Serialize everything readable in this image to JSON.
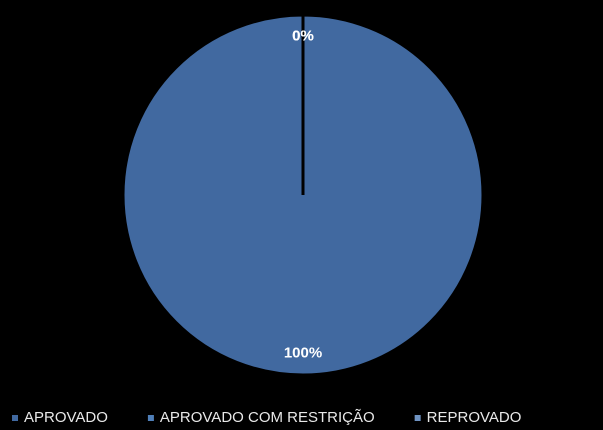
{
  "chart_data": {
    "type": "pie",
    "categories": [
      "APROVADO",
      "APROVADO COM RESTRIÇÃO",
      "REPROVADO"
    ],
    "values": [
      100,
      0,
      0
    ],
    "value_labels": [
      "100%",
      "0%",
      "0%"
    ],
    "colors": [
      "#4169a0",
      "#4f7fb8",
      "#6f93c2"
    ],
    "legend": "bottom"
  }
}
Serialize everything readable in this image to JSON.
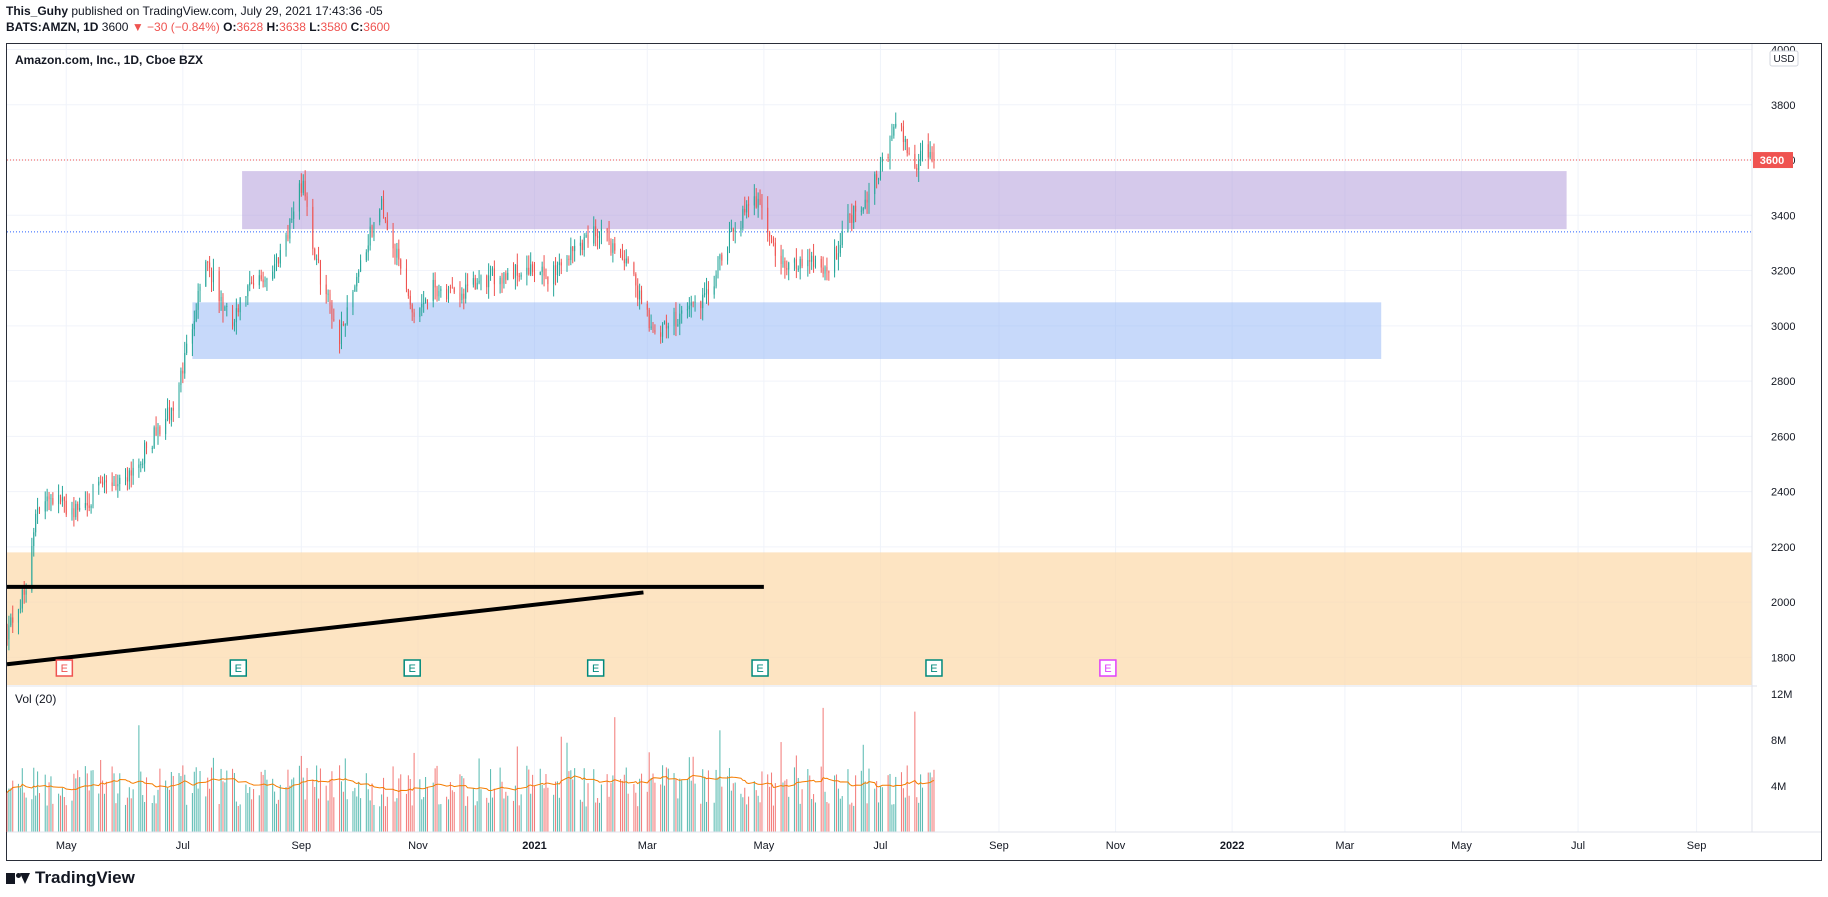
{
  "header": {
    "author": "This_Guhy",
    "published_text": "published on TradingView.com, July 29, 2021 17:43:36 -05",
    "symbol": "BATS:AMZN, 1D",
    "last": "3600",
    "change": "▼ −30 (−0.84%)",
    "o_label": "O:",
    "o_value": "3628",
    "h_label": "H:",
    "h_value": "3638",
    "l_label": "L:",
    "l_value": "3580",
    "c_label": "C:",
    "c_value": "3600"
  },
  "footer": {
    "brand": "TradingView"
  },
  "colors": {
    "up": "#26a69a",
    "down": "#ef5350",
    "volume_ma": "#f57c00",
    "purple_zone": "#b39ddb",
    "blue_zone": "#90b4f5",
    "orange_zone": "#fcd9a8"
  },
  "chart_data": {
    "type": "candlestick",
    "title": "Amazon.com, Inc., 1D, Cboe BZX",
    "currency": "USD",
    "y_ticks": [
      1800,
      2000,
      2200,
      2400,
      2600,
      2800,
      3000,
      3200,
      3400,
      3600,
      3800,
      4000
    ],
    "ylim": [
      1700,
      4020
    ],
    "x_ticks": [
      "May",
      "Jul",
      "Sep",
      "Nov",
      "2021",
      "Mar",
      "May",
      "Jul",
      "Sep",
      "Nov",
      "2022",
      "Mar",
      "May",
      "Jul",
      "Sep"
    ],
    "x_range": [
      "2020-03-31",
      "2022-09-30"
    ],
    "last_price": 3600,
    "last_price_label": "3600",
    "dotted_level": 3340,
    "zones": [
      {
        "name": "purple-zone",
        "low": 3350,
        "high": 3560,
        "start": "2020-08-01",
        "end": "2022-06-25"
      },
      {
        "name": "blue-zone",
        "low": 2880,
        "high": 3085,
        "start": "2020-07-06",
        "end": "2022-03-20"
      },
      {
        "name": "orange-zone",
        "low": 1700,
        "high": 2180,
        "start": "2020-03-31",
        "end": "2022-09-30"
      }
    ],
    "trend_lines": [
      {
        "start_date": "2020-03-31",
        "start_value": 2055,
        "end_date": "2021-05-01",
        "end_value": 2055
      },
      {
        "start_date": "2020-03-31",
        "start_value": 1775,
        "end_date": "2021-02-27",
        "end_value": 2035
      }
    ],
    "price_path": [
      [
        "2020-03-31",
        1900
      ],
      [
        "2020-04-10",
        2040
      ],
      [
        "2020-04-14",
        2280
      ],
      [
        "2020-04-21",
        2400
      ],
      [
        "2020-04-30",
        2350
      ],
      [
        "2020-05-06",
        2330
      ],
      [
        "2020-05-20",
        2420
      ],
      [
        "2020-05-29",
        2440
      ],
      [
        "2020-06-08",
        2510
      ],
      [
        "2020-06-18",
        2620
      ],
      [
        "2020-06-26",
        2700
      ],
      [
        "2020-07-02",
        2880
      ],
      [
        "2020-07-07",
        3050
      ],
      [
        "2020-07-13",
        3250
      ],
      [
        "2020-07-20",
        3100
      ],
      [
        "2020-07-27",
        3000
      ],
      [
        "2020-08-03",
        3120
      ],
      [
        "2020-08-17",
        3200
      ],
      [
        "2020-08-25",
        3350
      ],
      [
        "2020-09-02",
        3530
      ],
      [
        "2020-09-08",
        3250
      ],
      [
        "2020-09-21",
        2960
      ],
      [
        "2020-10-01",
        3210
      ],
      [
        "2020-10-13",
        3440
      ],
      [
        "2020-10-20",
        3270
      ],
      [
        "2020-10-30",
        3040
      ],
      [
        "2020-11-09",
        3150
      ],
      [
        "2020-11-20",
        3100
      ],
      [
        "2020-12-08",
        3170
      ],
      [
        "2020-12-22",
        3200
      ],
      [
        "2021-01-08",
        3180
      ],
      [
        "2021-01-25",
        3300
      ],
      [
        "2021-02-03",
        3350
      ],
      [
        "2021-02-16",
        3250
      ],
      [
        "2021-03-01",
        3050
      ],
      [
        "2021-03-05",
        2950
      ],
      [
        "2021-03-20",
        3060
      ],
      [
        "2021-04-01",
        3100
      ],
      [
        "2021-04-15",
        3350
      ],
      [
        "2021-04-29",
        3470
      ],
      [
        "2021-05-05",
        3300
      ],
      [
        "2021-05-12",
        3200
      ],
      [
        "2021-05-25",
        3250
      ],
      [
        "2021-06-04",
        3200
      ],
      [
        "2021-06-15",
        3400
      ],
      [
        "2021-06-22",
        3450
      ],
      [
        "2021-07-06",
        3650
      ],
      [
        "2021-07-08",
        3720
      ],
      [
        "2021-07-13",
        3680
      ],
      [
        "2021-07-19",
        3560
      ],
      [
        "2021-07-23",
        3650
      ],
      [
        "2021-07-29",
        3600
      ]
    ],
    "earnings_markers": [
      {
        "date": "2020-04-30",
        "status": "past-beat-miss"
      },
      {
        "date": "2020-07-30",
        "status": "past"
      },
      {
        "date": "2020-10-29",
        "status": "past"
      },
      {
        "date": "2021-02-02",
        "status": "past"
      },
      {
        "date": "2021-04-29",
        "status": "past"
      },
      {
        "date": "2021-07-29",
        "status": "past"
      },
      {
        "date": "2021-10-28",
        "status": "upcoming"
      }
    ],
    "volume": {
      "label": "Vol (20)",
      "y_ticks": [
        "4M",
        "8M",
        "12M"
      ],
      "ylim": [
        0,
        12500000
      ],
      "start": "2020-03-31",
      "end": "2021-07-29",
      "typical": 4000000,
      "max": 12000000
    }
  }
}
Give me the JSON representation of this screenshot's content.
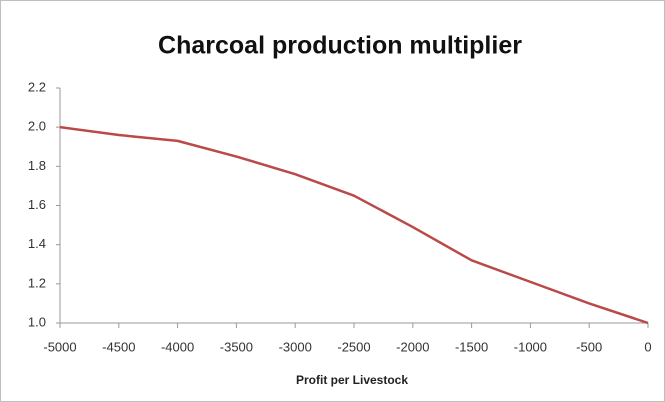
{
  "chart_data": {
    "type": "line",
    "title": "Charcoal production multiplier",
    "x_label": "Profit per Livestock",
    "x": [
      -5000,
      -4500,
      -4000,
      -3500,
      -3000,
      -2500,
      -2000,
      -1500,
      -1000,
      -500,
      0
    ],
    "series": [
      {
        "name": "Multiplier",
        "color": "#b94a48",
        "values": [
          2.0,
          1.96,
          1.93,
          1.85,
          1.76,
          1.65,
          1.49,
          1.32,
          1.21,
          1.1,
          1.0
        ]
      }
    ],
    "xlim": [
      -5000,
      0
    ],
    "xticks": [
      -5000,
      -4500,
      -4000,
      -3500,
      -3000,
      -2500,
      -2000,
      -1500,
      -1000,
      -500,
      0
    ],
    "ylim": [
      1.0,
      2.2
    ],
    "yticks": [
      {
        "value": 1.0,
        "label": "1.0"
      },
      1.2,
      1.4,
      1.6,
      1.8,
      {
        "value": 2.0,
        "label": "2.0"
      },
      2.2
    ],
    "grid": false,
    "legend": false
  }
}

Aim of the exercise »
Pictures stay out; repeat all the rest of the records exactly.

Full output »
Serialize everything readable in this image to JSON.
{
  "chart_data": {
    "type": "pie",
    "categories": [
      "APROVADO",
      "APROVADO COM RESTRIÇÃO",
      "REPROVADO"
    ],
    "values": [
      100,
      0,
      0
    ],
    "value_labels": [
      "100%",
      "0%",
      "0%"
    ],
    "colors": [
      "#4169a0",
      "#4f7fb8",
      "#6f93c2"
    ],
    "legend": "bottom"
  }
}
Serialize everything readable in this image to JSON.
{
  "header": {
    "author": "This_Guhy",
    "published_text": "published on TradingView.com, July 29, 2021 17:43:36 -05",
    "symbol": "BATS:AMZN, 1D",
    "last": "3600",
    "change": "▼ −30 (−0.84%)",
    "o_label": "O:",
    "o_value": "3628",
    "h_label": "H:",
    "h_value": "3638",
    "l_label": "L:",
    "l_value": "3580",
    "c_label": "C:",
    "c_value": "3600"
  },
  "footer": {
    "brand": "TradingView"
  },
  "colors": {
    "up": "#26a69a",
    "down": "#ef5350",
    "volume_ma": "#f57c00",
    "purple_zone": "#b39ddb",
    "blue_zone": "#90b4f5",
    "orange_zone": "#fcd9a8"
  },
  "chart_data": {
    "type": "candlestick",
    "title": "Amazon.com, Inc., 1D, Cboe BZX",
    "currency": "USD",
    "y_ticks": [
      1800,
      2000,
      2200,
      2400,
      2600,
      2800,
      3000,
      3200,
      3400,
      3600,
      3800,
      4000
    ],
    "ylim": [
      1700,
      4020
    ],
    "x_ticks": [
      "May",
      "Jul",
      "Sep",
      "Nov",
      "2021",
      "Mar",
      "May",
      "Jul",
      "Sep",
      "Nov",
      "2022",
      "Mar",
      "May",
      "Jul",
      "Sep"
    ],
    "x_range": [
      "2020-03-31",
      "2022-09-30"
    ],
    "last_price": 3600,
    "last_price_label": "3600",
    "dotted_level": 3340,
    "zones": [
      {
        "name": "purple-zone",
        "low": 3350,
        "high": 3560,
        "start": "2020-08-01",
        "end": "2022-06-25"
      },
      {
        "name": "blue-zone",
        "low": 2880,
        "high": 3085,
        "start": "2020-07-06",
        "end": "2022-03-20"
      },
      {
        "name": "orange-zone",
        "low": 1700,
        "high": 2180,
        "start": "2020-03-31",
        "end": "2022-09-30"
      }
    ],
    "trend_lines": [
      {
        "start_date": "2020-03-31",
        "start_value": 2055,
        "end_date": "2021-05-01",
        "end_value": 2055
      },
      {
        "start_date": "2020-03-31",
        "start_value": 1775,
        "end_date": "2021-02-27",
        "end_value": 2035
      }
    ],
    "price_path": [
      [
        "2020-03-31",
        1900
      ],
      [
        "2020-04-10",
        2040
      ],
      [
        "2020-04-14",
        2280
      ],
      [
        "2020-04-21",
        2400
      ],
      [
        "2020-04-30",
        2350
      ],
      [
        "2020-05-06",
        2330
      ],
      [
        "2020-05-20",
        2420
      ],
      [
        "2020-05-29",
        2440
      ],
      [
        "2020-06-08",
        2510
      ],
      [
        "2020-06-18",
        2620
      ],
      [
        "2020-06-26",
        2700
      ],
      [
        "2020-07-02",
        2880
      ],
      [
        "2020-07-07",
        3050
      ],
      [
        "2020-07-13",
        3250
      ],
      [
        "2020-07-20",
        3100
      ],
      [
        "2020-07-27",
        3000
      ],
      [
        "2020-08-03",
        3120
      ],
      [
        "2020-08-17",
        3200
      ],
      [
        "2020-08-25",
        3350
      ],
      [
        "2020-09-02",
        3530
      ],
      [
        "2020-09-08",
        3250
      ],
      [
        "2020-09-21",
        2960
      ],
      [
        "2020-10-01",
        3210
      ],
      [
        "2020-10-13",
        3440
      ],
      [
        "2020-10-20",
        3270
      ],
      [
        "2020-10-30",
        3040
      ],
      [
        "2020-11-09",
        3150
      ],
      [
        "2020-11-20",
        3100
      ],
      [
        "2020-12-08",
        3170
      ],
      [
        "2020-12-22",
        3200
      ],
      [
        "2021-01-08",
        3180
      ],
      [
        "2021-01-25",
        3300
      ],
      [
        "2021-02-03",
        3350
      ],
      [
        "2021-02-16",
        3250
      ],
      [
        "2021-03-01",
        3050
      ],
      [
        "2021-03-05",
        2950
      ],
      [
        "2021-03-20",
        3060
      ],
      [
        "2021-04-01",
        3100
      ],
      [
        "2021-04-15",
        3350
      ],
      [
        "2021-04-29",
        3470
      ],
      [
        "2021-05-05",
        3300
      ],
      [
        "2021-05-12",
        3200
      ],
      [
        "2021-05-25",
        3250
      ],
      [
        "2021-06-04",
        3200
      ],
      [
        "2021-06-15",
        3400
      ],
      [
        "2021-06-22",
        3450
      ],
      [
        "2021-07-06",
        3650
      ],
      [
        "2021-07-08",
        3720
      ],
      [
        "2021-07-13",
        3680
      ],
      [
        "2021-07-19",
        3560
      ],
      [
        "2021-07-23",
        3650
      ],
      [
        "2021-07-29",
        3600
      ]
    ],
    "earnings_markers": [
      {
        "date": "2020-04-30",
        "status": "past-beat-miss"
      },
      {
        "date": "2020-07-30",
        "status": "past"
      },
      {
        "date": "2020-10-29",
        "status": "past"
      },
      {
        "date": "2021-02-02",
        "status": "past"
      },
      {
        "date": "2021-04-29",
        "status": "past"
      },
      {
        "date": "2021-07-29",
        "status": "past"
      },
      {
        "date": "2021-10-28",
        "status": "upcoming"
      }
    ],
    "volume": {
      "label": "Vol (20)",
      "y_ticks": [
        "4M",
        "8M",
        "12M"
      ],
      "ylim": [
        0,
        12500000
      ],
      "start": "2020-03-31",
      "end": "2021-07-29",
      "typical": 4000000,
      "max": 12000000
    }
  }
}
Give me the JSON representation of this screenshot's content.
{
  "chart_data": {
    "type": "line",
    "title": "Charcoal production multiplier",
    "x_label": "Profit per Livestock",
    "x": [
      -5000,
      -4500,
      -4000,
      -3500,
      -3000,
      -2500,
      -2000,
      -1500,
      -1000,
      -500,
      0
    ],
    "series": [
      {
        "name": "Multiplier",
        "color": "#b94a48",
        "values": [
          2.0,
          1.96,
          1.93,
          1.85,
          1.76,
          1.65,
          1.49,
          1.32,
          1.21,
          1.1,
          1.0
        ]
      }
    ],
    "xlim": [
      -5000,
      0
    ],
    "xticks": [
      -5000,
      -4500,
      -4000,
      -3500,
      -3000,
      -2500,
      -2000,
      -1500,
      -1000,
      -500,
      0
    ],
    "ylim": [
      1.0,
      2.2
    ],
    "yticks": [
      {
        "value": 1.0,
        "label": "1.0"
      },
      1.2,
      1.4,
      1.6,
      1.8,
      {
        "value": 2.0,
        "label": "2.0"
      },
      2.2
    ],
    "grid": false,
    "legend": false
  }
}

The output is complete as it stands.